### Selected excerpt

In Before Seriana, Samy Benammar confronts us with the hills, the skies, the trees, and the desert fauna of an estranged homeland, scrutinizing a landscape that became familiar through the eyes of those that violated it. Helena Girón and Samuel M. Delgado’s Bloom follows the trace of a fleeting island that seems to refuse to be mapped or recorded, revealing geographies that simultaneously enchant and consume. The third film of the program, Le disque de poussière by Charline Dally, invites viewers to investigate meteorite particles to identify crater impacts, only to discover that by merely observing this miniscule landscape, we are erasing all the evidence it contains that could tell us its story. Finally, Jad Youssef’s Radius Catastrophe delves into the aftermath of a crime, where the land is an impossible witness to human violence and fragility.
The landscape becomes a vessel, holding clues to events both past and yet to come, while simultaneously evolving, erasing, and reshaping the traces it carries. Through the probing lens of the camera, these films transform the landscape into a dynamic space of questioning and revelation—one that challenges inherited myths and imposed narratives. The landscape becomes a site of memory and transformation, where permanence and impermanence coexist, and where the hidden layers of meaning and affect it contains are uncovered. In this interplay, the stories we tell are both shaped by and actively shape the ever-changing world around us.
Active Listeners with HELD Agency will be present for this program.
Charline Dally
Charline Dally (she/they) lives between France and Tiohtià:ke/Mooniyang/Montreal. Her practice combines analog video signals, computer-generated imagery, glass and textile through films, installations, and performances. They graduated from Le Fresnoy - Studio national des arts contemporains and UQAM in visual arts. She has done artistic residencies at Signal Culture (Owego, NY) and the Society for Technological Arts (Montreal). Her work has been presented in various institutions and festivals such as MOCA (Toronto), MAJ (Joliette, QC), FIFA (Montreal), Ann Arbor Film Festival (Ann Arbor, MI), FNC (Montreal), VIFF (Vancouver), CTM Festival (Berlin), MUTEK (CA, ES, AR), BISFF (Beijing), OMAF (Seoul), and Les Abattoirs (Toulouse).

######

_Exercise directions_. Extend the film program text, picking up right after its final sentence. The data have no connection to the film program text.

### Supplied records

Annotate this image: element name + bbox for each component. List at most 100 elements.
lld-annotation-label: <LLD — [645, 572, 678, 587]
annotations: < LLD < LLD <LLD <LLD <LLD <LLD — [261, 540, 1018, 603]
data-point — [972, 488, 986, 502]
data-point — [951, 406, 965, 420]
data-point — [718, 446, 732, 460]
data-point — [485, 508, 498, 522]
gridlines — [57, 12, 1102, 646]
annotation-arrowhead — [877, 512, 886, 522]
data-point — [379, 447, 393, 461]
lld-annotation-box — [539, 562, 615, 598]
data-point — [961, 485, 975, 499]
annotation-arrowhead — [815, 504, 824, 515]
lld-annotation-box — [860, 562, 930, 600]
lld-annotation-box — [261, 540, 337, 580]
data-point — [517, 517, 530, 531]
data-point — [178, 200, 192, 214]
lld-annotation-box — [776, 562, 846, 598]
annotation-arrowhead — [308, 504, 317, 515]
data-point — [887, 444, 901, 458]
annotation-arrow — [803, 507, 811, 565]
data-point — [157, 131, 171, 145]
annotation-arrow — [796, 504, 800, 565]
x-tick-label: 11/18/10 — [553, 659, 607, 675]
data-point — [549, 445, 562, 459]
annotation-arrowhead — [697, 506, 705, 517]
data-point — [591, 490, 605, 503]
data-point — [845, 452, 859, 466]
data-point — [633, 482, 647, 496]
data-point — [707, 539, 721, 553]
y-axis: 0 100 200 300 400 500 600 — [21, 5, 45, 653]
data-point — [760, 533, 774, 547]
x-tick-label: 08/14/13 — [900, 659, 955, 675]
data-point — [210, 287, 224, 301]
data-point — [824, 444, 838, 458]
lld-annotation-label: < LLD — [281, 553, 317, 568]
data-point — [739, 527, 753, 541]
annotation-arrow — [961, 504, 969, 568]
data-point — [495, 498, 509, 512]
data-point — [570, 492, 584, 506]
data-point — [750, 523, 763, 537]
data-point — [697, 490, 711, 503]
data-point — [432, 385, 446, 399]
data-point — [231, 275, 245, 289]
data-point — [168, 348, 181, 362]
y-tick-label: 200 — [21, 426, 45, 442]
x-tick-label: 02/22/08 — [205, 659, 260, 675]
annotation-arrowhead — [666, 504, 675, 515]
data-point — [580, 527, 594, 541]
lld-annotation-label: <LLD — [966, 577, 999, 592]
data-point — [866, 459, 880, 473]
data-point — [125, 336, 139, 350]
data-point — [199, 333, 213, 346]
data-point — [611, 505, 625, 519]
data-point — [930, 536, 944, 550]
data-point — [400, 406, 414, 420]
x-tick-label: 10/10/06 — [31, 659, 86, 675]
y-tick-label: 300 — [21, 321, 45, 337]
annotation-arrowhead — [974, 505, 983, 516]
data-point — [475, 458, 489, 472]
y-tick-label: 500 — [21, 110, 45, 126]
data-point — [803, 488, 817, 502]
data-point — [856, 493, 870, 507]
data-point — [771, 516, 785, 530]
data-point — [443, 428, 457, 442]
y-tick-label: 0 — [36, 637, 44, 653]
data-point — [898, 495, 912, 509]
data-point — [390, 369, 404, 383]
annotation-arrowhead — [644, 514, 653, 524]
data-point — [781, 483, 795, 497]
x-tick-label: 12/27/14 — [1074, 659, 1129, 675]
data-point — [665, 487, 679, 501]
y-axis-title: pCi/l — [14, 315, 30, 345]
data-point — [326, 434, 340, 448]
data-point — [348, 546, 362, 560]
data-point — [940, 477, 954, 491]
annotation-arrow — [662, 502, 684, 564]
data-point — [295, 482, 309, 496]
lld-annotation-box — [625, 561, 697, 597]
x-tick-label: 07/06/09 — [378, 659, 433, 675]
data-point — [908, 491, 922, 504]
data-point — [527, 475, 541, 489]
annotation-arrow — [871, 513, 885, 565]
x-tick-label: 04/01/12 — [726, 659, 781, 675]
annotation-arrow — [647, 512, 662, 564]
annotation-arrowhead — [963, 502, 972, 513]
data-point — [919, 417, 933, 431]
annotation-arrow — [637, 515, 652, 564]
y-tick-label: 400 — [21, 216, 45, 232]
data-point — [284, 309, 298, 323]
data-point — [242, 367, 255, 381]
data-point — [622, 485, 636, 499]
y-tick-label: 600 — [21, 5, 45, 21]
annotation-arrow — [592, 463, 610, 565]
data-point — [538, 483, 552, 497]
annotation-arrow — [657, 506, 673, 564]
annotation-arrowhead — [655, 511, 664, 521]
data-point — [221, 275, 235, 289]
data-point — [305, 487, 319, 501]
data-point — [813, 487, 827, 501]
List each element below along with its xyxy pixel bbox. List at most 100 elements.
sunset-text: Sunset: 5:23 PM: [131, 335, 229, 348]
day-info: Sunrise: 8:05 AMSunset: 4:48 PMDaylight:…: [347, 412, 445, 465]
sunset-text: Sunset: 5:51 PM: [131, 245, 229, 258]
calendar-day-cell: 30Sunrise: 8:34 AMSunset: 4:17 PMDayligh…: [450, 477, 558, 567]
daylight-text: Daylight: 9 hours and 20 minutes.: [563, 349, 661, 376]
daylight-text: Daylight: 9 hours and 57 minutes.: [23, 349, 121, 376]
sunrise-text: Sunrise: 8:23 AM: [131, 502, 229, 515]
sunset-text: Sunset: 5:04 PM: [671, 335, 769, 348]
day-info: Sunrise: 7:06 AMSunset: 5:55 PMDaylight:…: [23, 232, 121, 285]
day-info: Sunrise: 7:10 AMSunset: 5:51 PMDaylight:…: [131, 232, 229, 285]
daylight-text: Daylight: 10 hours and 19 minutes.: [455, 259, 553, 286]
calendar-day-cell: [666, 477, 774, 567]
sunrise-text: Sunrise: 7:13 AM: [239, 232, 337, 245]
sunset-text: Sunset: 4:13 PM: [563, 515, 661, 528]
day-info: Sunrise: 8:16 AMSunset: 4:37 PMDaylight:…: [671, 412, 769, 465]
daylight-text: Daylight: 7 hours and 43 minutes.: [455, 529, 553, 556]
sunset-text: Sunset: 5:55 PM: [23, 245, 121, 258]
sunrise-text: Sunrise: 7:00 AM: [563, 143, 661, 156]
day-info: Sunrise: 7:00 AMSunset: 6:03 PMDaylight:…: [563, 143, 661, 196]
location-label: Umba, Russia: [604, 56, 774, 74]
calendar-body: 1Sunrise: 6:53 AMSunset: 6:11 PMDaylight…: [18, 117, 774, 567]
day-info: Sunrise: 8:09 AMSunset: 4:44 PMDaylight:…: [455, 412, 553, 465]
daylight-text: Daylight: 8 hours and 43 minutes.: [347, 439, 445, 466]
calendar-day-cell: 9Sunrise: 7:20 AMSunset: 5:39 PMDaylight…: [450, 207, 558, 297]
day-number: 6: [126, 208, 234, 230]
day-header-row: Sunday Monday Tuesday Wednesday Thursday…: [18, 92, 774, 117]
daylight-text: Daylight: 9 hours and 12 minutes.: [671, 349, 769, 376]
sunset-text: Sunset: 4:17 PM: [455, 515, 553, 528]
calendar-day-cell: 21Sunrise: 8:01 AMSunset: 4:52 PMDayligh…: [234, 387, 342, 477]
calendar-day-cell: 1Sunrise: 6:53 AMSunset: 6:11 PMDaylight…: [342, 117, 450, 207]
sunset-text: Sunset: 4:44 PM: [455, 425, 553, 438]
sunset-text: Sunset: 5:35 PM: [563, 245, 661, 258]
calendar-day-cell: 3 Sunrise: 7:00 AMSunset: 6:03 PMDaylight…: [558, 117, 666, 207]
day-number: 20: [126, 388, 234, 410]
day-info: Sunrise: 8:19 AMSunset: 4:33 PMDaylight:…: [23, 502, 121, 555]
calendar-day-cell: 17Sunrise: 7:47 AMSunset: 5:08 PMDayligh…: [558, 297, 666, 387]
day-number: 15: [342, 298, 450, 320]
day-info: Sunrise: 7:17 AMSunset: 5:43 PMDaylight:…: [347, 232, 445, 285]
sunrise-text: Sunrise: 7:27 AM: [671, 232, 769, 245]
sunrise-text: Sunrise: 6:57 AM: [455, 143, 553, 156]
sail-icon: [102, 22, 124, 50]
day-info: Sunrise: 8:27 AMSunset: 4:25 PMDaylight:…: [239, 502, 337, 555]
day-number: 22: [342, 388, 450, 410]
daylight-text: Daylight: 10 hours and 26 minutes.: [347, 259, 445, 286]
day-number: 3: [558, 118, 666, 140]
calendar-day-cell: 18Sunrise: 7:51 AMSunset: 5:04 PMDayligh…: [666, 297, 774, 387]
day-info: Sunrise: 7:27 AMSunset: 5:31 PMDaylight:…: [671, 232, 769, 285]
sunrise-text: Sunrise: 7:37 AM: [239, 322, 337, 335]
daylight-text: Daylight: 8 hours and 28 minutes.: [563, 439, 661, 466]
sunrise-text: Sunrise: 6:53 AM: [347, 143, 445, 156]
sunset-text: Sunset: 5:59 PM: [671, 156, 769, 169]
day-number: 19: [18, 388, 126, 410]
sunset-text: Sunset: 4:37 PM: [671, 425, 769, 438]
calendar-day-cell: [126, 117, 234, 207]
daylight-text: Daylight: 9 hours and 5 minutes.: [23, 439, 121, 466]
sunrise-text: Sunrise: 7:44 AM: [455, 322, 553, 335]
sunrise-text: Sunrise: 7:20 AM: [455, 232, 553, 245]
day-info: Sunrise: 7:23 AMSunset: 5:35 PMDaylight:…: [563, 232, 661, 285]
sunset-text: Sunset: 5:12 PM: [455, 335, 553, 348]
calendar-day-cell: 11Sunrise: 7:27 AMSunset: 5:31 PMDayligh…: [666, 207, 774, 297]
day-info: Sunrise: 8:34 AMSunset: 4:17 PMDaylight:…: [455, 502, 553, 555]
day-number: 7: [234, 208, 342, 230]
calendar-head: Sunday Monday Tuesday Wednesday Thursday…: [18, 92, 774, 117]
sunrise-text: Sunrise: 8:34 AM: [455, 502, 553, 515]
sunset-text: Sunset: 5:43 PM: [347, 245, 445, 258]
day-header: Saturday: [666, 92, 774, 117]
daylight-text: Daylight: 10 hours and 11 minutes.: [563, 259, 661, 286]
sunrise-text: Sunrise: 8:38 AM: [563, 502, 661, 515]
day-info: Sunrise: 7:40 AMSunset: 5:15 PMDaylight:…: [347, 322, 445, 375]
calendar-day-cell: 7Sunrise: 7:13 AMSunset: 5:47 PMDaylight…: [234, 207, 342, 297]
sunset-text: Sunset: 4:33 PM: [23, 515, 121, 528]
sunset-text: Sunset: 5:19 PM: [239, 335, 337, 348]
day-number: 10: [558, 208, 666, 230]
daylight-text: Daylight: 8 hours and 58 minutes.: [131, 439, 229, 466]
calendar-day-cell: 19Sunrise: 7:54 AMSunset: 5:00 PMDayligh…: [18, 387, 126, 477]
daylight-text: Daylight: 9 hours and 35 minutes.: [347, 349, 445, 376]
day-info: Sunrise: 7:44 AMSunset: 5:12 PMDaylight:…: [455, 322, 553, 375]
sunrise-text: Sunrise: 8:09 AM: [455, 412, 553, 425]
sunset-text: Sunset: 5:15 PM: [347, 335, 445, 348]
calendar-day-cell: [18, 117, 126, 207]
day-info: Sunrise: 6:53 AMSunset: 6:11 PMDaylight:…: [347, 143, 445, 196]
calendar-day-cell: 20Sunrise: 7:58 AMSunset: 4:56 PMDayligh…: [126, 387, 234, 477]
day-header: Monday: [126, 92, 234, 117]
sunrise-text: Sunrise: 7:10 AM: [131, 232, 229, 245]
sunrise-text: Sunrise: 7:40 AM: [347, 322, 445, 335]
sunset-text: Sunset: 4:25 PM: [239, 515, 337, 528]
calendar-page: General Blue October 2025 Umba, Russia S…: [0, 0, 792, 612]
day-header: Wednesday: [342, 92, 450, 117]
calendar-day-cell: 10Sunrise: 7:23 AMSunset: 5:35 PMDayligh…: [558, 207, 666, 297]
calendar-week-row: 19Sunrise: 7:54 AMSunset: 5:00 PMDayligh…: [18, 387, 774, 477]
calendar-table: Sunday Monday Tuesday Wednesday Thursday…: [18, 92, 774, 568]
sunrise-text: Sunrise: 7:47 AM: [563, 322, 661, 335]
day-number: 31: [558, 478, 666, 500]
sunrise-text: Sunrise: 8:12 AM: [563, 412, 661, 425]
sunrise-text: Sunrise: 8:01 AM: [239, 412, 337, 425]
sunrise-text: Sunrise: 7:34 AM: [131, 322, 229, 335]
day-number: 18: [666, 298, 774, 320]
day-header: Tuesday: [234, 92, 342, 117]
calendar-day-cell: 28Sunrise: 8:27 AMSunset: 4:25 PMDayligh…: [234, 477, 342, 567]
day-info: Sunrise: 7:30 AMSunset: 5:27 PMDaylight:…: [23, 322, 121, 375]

######

_Answer section_.
Helena Girón
The work of Helena Girón and Samuel M. Delgado investigates the relationship between mythology, history, and materialism. Their films have been programmed at festivals like Venice, San Sebastian, Toronto, Locarno, New York, and many others. They have produced installations and performances in art centers like MCARS (Madrid), CCCB (Barcelona), CGAC (Compostela), BAM (New York), TEA (Tenerife) and Galeria Solar (Vila do Conde).
Jad Youssef
Jad Youssef is a filmmaker, teacher, and independent researcher. My work probes different social peripheries, obscured landscapes and urban enigmas. He is currently a tenure-track assistant professor of Art at the American University of Beirut (AUB).
Samuel M. Delgado
The work of Helena Girón and Samuel M. Delgado investigates the relationship between mythology, history, and materialism. Their films have been programmed at festivals like Venice, San Sebastian, Toronto, Locarno, New York, and many others. They have produced installations and performances in art centers like MCARS (Madrid), CCCB (Barcelona), CGAC (Compostela), BAM (New York), TEA (Tenerife) and Galeria Solar (Vila do Conde).
Samy Benammar
Filmmaker, photographer, and critic, Samy Benammar holds a master's degree in film studies from the Université de Montréal. His Algerian and working-class origins are central to his experimental work, which questions the socio-political stakes of archival and current images. His practice is as much interested in film (super 8, 16mm or 35mm), digital and analog media. This hybridization tends to question the interactions between technicality and politics of images.